:: Instruction ::
Will you write out the data exactly, excluding every picture?

────────────────

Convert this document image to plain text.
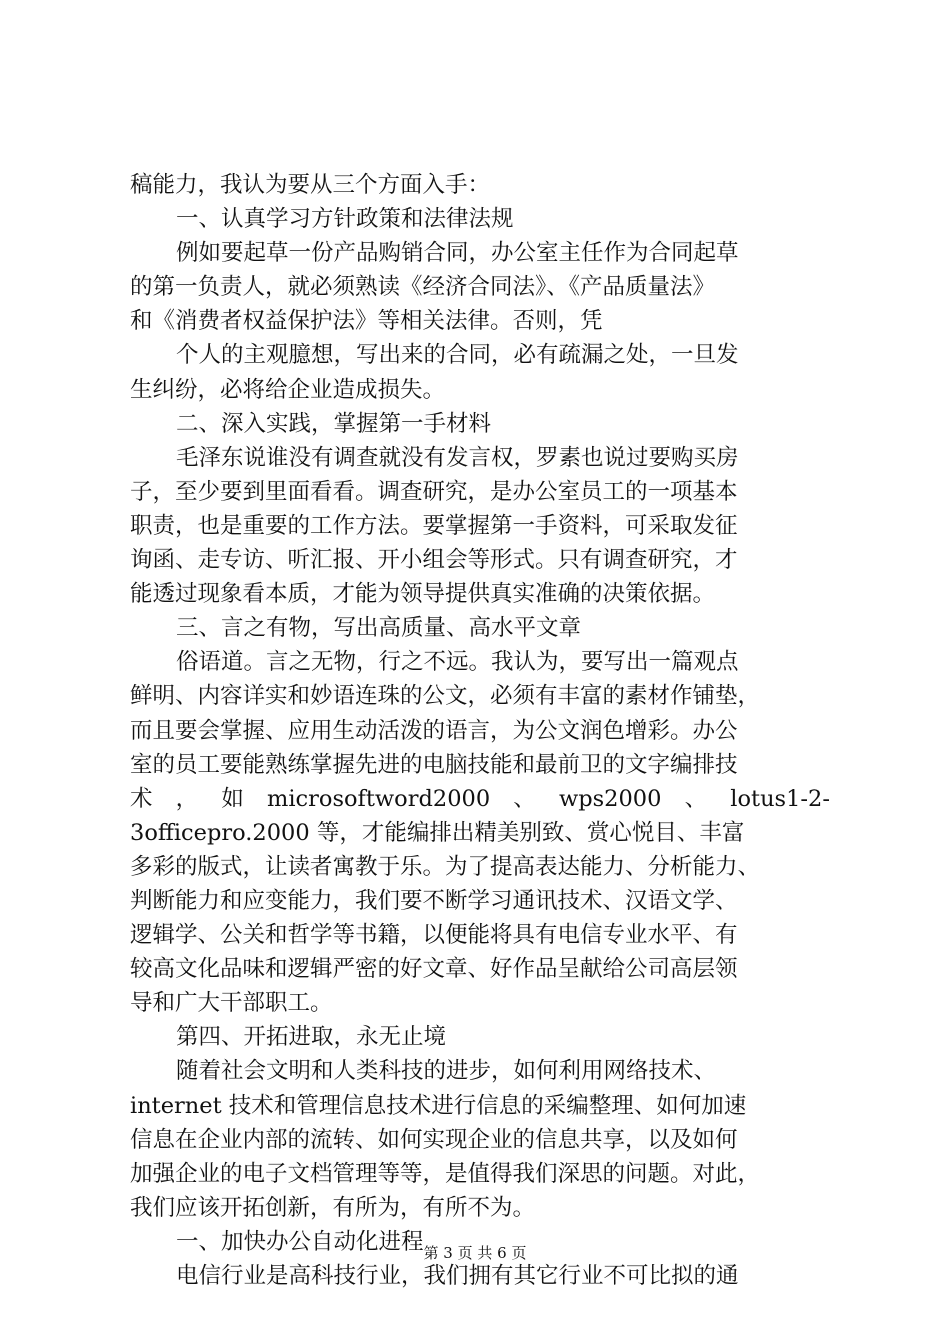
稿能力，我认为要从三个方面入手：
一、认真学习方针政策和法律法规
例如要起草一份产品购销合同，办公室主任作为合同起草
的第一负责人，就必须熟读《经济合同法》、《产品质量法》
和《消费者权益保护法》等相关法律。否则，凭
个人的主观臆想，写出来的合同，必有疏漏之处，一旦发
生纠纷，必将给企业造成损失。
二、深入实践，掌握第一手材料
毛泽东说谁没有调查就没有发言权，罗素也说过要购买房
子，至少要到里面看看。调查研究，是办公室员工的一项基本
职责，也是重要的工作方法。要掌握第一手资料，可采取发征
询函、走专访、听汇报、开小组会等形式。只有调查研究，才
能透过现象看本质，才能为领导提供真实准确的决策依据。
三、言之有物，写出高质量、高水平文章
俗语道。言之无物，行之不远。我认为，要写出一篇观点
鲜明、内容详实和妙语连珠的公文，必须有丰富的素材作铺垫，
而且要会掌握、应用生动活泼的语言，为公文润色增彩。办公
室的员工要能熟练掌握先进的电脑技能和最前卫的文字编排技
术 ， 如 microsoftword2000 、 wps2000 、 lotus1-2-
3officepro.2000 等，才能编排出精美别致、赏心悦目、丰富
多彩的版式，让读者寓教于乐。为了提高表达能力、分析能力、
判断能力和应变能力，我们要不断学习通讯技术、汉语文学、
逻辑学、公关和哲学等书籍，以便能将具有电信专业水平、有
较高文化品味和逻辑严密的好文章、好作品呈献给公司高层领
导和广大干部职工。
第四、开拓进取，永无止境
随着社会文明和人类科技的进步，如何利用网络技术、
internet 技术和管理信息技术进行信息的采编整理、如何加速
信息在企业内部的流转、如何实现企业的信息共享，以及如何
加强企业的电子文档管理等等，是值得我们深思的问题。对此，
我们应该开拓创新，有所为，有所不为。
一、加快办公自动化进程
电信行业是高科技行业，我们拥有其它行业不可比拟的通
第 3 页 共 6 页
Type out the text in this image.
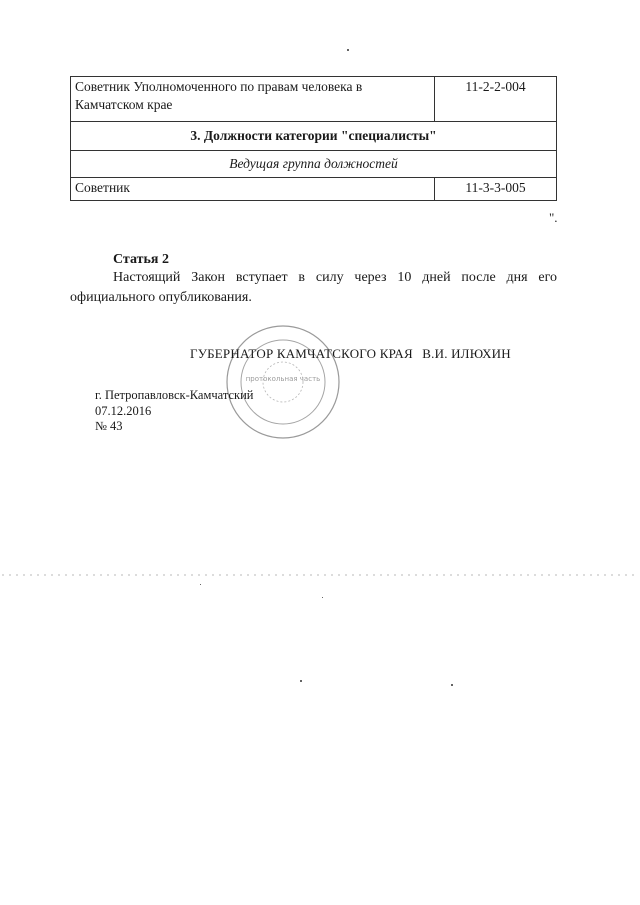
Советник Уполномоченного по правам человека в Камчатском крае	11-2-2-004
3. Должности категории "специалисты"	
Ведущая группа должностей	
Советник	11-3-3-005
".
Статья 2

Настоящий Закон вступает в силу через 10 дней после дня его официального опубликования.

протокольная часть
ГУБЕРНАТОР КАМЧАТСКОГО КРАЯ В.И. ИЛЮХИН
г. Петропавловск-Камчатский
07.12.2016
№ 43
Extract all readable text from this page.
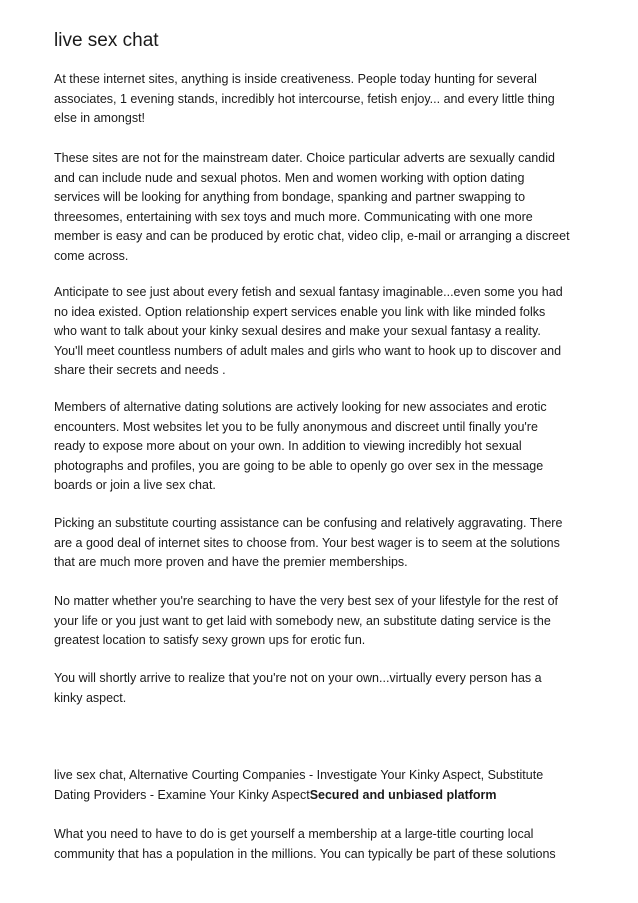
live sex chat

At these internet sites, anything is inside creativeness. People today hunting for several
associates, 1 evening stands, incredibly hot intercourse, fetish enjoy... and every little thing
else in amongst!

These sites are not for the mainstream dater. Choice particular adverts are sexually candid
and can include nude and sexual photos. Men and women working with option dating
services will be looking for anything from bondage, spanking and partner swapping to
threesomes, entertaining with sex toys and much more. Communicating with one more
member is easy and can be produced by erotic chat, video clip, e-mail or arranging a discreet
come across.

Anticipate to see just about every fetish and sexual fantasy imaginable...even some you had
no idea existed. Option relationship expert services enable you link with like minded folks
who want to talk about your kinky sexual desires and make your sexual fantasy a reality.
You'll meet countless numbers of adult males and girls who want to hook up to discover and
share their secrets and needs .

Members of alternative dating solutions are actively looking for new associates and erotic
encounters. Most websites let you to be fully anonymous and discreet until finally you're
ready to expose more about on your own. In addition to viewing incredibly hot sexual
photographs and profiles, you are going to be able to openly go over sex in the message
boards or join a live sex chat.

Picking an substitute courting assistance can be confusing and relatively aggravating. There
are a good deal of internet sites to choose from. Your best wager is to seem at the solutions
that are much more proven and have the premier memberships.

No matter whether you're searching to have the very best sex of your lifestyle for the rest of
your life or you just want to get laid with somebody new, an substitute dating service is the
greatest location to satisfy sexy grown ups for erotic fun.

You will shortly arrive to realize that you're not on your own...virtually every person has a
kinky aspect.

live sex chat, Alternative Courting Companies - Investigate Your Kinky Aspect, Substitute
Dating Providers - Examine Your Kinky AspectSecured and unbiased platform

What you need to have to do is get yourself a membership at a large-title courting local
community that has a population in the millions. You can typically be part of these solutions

────────────────

:: Correct answer ::
Convert this document image to plain text.
稿能力，我认为要从三个方面入手：
一、认真学习方针政策和法律法规
例如要起草一份产品购销合同，办公室主任作为合同起草
的第一负责人，就必须熟读《经济合同法》、《产品质量法》
和《消费者权益保护法》等相关法律。否则，凭
个人的主观臆想，写出来的合同，必有疏漏之处，一旦发
生纠纷，必将给企业造成损失。
二、深入实践，掌握第一手材料
毛泽东说谁没有调查就没有发言权，罗素也说过要购买房
子，至少要到里面看看。调查研究，是办公室员工的一项基本
职责，也是重要的工作方法。要掌握第一手资料，可采取发征
询函、走专访、听汇报、开小组会等形式。只有调查研究，才
能透过现象看本质，才能为领导提供真实准确的决策依据。
三、言之有物，写出高质量、高水平文章
俗语道。言之无物，行之不远。我认为，要写出一篇观点
鲜明、内容详实和妙语连珠的公文，必须有丰富的素材作铺垫，
而且要会掌握、应用生动活泼的语言，为公文润色增彩。办公
室的员工要能熟练掌握先进的电脑技能和最前卫的文字编排技
术 ， 如 microsoftword2000 、 wps2000 、 lotus1-2-
3officepro.2000 等，才能编排出精美别致、赏心悦目、丰富
多彩的版式，让读者寓教于乐。为了提高表达能力、分析能力、
判断能力和应变能力，我们要不断学习通讯技术、汉语文学、
逻辑学、公关和哲学等书籍，以便能将具有电信专业水平、有
较高文化品味和逻辑严密的好文章、好作品呈献给公司高层领
导和广大干部职工。
第四、开拓进取，永无止境
随着社会文明和人类科技的进步，如何利用网络技术、
internet 技术和管理信息技术进行信息的采编整理、如何加速
信息在企业内部的流转、如何实现企业的信息共享，以及如何
加强企业的电子文档管理等等，是值得我们深思的问题。对此，
我们应该开拓创新，有所为，有所不为。
一、加快办公自动化进程
电信行业是高科技行业，我们拥有其它行业不可比拟的通
第 3 页 共 6 页
Type out the text in this image.
Советник Уполномоченного по правам человека в Камчатском крае	11-2-2-004
3. Должности категории "специалисты"	
Ведущая группа должностей	
Советник	11-3-3-005
".
Статья 2

Настоящий Закон вступает в силу через 10 дней после дня его официального опубликования.

протокольная часть
ГУБЕРНАТОР КАМЧАТСКОГО КРАЯ В.И. ИЛЮХИН
г. Петропавловск-Камчатский
07.12.2016
№ 43
Extract all readable text from this page.
live sex chat

At these internet sites, anything is inside creativeness. People today hunting for several
associates, 1 evening stands, incredibly hot intercourse, fetish enjoy... and every little thing
else in amongst!

These sites are not for the mainstream dater. Choice particular adverts are sexually candid
and can include nude and sexual photos. Men and women working with option dating
services will be looking for anything from bondage, spanking and partner swapping to
threesomes, entertaining with sex toys and much more. Communicating with one more
member is easy and can be produced by erotic chat, video clip, e-mail or arranging a discreet
come across.

Anticipate to see just about every fetish and sexual fantasy imaginable...even some you had
no idea existed. Option relationship expert services enable you link with like minded folks
who want to talk about your kinky sexual desires and make your sexual fantasy a reality.
You'll meet countless numbers of adult males and girls who want to hook up to discover and
share their secrets and needs .

Members of alternative dating solutions are actively looking for new associates and erotic
encounters. Most websites let you to be fully anonymous and discreet until finally you're
ready to expose more about on your own. In addition to viewing incredibly hot sexual
photographs and profiles, you are going to be able to openly go over sex in the message
boards or join a live sex chat.

Picking an substitute courting assistance can be confusing and relatively aggravating. There
are a good deal of internet sites to choose from. Your best wager is to seem at the solutions
that are much more proven and have the premier memberships.

No matter whether you're searching to have the very best sex of your lifestyle for the rest of
your life or you just want to get laid with somebody new, an substitute dating service is the
greatest location to satisfy sexy grown ups for erotic fun.

You will shortly arrive to realize that you're not on your own...virtually every person has a
kinky aspect.

live sex chat, Alternative Courting Companies - Investigate Your Kinky Aspect, Substitute
Dating Providers - Examine Your Kinky AspectSecured and unbiased platform

What you need to have to do is get yourself a membership at a large-title courting local
community that has a population in the millions. You can typically be part of these solutions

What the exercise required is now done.